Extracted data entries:
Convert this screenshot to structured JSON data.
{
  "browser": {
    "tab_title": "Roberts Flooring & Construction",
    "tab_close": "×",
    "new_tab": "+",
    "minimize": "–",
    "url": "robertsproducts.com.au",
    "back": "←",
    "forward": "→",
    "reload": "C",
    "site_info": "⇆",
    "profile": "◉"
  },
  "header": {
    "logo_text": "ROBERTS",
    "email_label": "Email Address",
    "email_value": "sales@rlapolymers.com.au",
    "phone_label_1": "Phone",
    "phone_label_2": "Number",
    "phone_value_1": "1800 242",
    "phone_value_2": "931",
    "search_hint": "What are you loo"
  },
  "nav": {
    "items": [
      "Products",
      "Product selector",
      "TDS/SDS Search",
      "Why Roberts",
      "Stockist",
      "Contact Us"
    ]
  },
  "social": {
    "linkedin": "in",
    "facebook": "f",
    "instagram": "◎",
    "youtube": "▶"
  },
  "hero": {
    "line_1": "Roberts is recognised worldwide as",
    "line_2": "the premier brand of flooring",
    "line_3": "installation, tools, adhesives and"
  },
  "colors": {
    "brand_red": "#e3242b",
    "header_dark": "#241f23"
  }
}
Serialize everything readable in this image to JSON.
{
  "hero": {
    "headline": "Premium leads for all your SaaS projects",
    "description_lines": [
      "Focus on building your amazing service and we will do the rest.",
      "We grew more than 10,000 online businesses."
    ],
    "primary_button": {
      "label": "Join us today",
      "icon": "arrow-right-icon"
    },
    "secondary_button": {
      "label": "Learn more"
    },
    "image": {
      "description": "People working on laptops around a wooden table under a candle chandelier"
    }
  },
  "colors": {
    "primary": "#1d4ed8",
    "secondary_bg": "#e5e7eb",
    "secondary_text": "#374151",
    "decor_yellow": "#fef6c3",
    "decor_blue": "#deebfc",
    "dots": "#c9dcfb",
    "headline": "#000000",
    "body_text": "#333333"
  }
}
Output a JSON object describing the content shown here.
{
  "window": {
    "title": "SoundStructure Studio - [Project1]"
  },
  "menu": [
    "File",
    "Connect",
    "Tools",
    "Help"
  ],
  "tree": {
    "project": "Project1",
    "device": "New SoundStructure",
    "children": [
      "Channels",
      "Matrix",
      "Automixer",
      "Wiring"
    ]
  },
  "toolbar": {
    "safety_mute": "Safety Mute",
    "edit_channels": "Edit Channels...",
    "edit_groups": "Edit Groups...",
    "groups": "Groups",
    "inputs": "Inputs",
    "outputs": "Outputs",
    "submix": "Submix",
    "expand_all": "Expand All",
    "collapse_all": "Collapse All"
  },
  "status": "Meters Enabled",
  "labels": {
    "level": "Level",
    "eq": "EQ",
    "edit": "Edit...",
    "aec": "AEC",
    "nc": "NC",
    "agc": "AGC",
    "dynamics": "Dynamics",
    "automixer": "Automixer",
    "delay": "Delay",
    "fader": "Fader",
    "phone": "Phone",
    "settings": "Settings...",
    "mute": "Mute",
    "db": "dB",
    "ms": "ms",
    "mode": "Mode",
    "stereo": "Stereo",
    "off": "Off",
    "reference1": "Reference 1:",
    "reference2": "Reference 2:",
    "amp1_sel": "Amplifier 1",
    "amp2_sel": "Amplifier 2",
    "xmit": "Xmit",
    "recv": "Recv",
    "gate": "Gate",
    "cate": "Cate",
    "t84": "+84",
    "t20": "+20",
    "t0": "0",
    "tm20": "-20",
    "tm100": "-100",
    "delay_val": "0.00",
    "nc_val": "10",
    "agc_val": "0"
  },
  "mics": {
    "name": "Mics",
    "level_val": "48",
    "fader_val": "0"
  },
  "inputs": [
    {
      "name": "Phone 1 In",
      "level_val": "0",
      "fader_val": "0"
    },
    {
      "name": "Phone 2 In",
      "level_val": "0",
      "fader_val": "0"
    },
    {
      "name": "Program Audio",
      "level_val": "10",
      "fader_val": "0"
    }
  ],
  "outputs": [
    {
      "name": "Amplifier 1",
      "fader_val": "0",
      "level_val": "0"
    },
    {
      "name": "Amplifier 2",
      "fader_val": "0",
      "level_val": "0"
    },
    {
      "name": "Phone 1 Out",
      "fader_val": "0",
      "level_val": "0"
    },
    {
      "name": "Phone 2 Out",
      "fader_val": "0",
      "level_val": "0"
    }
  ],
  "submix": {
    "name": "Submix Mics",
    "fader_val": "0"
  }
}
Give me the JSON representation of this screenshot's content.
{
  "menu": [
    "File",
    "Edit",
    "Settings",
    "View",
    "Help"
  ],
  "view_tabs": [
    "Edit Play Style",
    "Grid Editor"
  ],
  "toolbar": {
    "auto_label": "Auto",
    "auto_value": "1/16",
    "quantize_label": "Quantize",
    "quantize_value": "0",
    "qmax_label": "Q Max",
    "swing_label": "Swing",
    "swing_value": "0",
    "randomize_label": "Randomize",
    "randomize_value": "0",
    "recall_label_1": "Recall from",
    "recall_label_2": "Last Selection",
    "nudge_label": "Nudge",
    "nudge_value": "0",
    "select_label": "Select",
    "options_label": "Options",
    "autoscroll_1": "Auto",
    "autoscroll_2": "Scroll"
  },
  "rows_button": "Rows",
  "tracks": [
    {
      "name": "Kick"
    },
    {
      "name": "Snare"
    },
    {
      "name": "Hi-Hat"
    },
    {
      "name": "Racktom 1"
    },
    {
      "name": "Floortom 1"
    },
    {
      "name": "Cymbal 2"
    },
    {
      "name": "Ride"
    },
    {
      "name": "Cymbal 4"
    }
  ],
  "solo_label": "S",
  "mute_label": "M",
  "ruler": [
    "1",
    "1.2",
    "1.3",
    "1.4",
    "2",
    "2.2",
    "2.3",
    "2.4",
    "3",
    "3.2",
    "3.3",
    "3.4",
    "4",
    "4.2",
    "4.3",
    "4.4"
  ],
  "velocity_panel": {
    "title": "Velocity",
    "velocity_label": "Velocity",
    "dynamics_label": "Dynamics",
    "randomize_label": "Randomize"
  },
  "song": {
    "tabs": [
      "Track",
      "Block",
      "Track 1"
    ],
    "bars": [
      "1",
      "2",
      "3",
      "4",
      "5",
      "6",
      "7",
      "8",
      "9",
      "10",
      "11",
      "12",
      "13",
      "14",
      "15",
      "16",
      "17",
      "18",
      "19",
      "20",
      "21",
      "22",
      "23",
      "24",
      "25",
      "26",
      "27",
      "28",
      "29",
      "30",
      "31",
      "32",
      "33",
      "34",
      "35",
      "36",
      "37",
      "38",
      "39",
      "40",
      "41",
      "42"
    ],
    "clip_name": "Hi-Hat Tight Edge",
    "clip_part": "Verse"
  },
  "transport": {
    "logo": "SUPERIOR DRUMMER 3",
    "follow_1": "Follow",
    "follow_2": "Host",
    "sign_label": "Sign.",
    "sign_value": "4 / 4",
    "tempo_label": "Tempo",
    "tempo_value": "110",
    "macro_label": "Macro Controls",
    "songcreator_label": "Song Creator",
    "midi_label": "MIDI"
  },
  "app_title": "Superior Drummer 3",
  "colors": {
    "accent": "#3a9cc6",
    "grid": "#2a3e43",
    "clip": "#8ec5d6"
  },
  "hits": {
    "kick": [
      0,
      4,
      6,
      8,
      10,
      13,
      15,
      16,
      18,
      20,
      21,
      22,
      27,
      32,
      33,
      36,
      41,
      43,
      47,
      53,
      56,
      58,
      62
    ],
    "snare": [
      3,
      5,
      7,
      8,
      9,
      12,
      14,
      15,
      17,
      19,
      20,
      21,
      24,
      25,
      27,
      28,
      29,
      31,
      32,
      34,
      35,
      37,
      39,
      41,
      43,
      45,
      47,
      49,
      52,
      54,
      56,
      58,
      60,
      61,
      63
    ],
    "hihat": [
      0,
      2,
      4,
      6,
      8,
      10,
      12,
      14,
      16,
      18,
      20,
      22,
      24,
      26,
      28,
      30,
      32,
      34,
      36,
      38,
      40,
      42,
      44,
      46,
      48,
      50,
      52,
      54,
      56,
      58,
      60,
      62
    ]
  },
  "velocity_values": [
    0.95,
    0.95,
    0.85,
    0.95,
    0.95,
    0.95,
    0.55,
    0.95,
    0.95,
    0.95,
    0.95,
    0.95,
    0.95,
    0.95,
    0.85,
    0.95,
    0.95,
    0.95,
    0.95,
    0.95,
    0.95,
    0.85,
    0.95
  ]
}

Your instructions
Show the lines of the records that contain the word "JSON".

Finished answer
Convert this screenshot to structured JSON data.
Serialize everything readable in this image to JSON.
Output a JSON object describing the content shown here.
Give me the JSON representation of this screenshot's content.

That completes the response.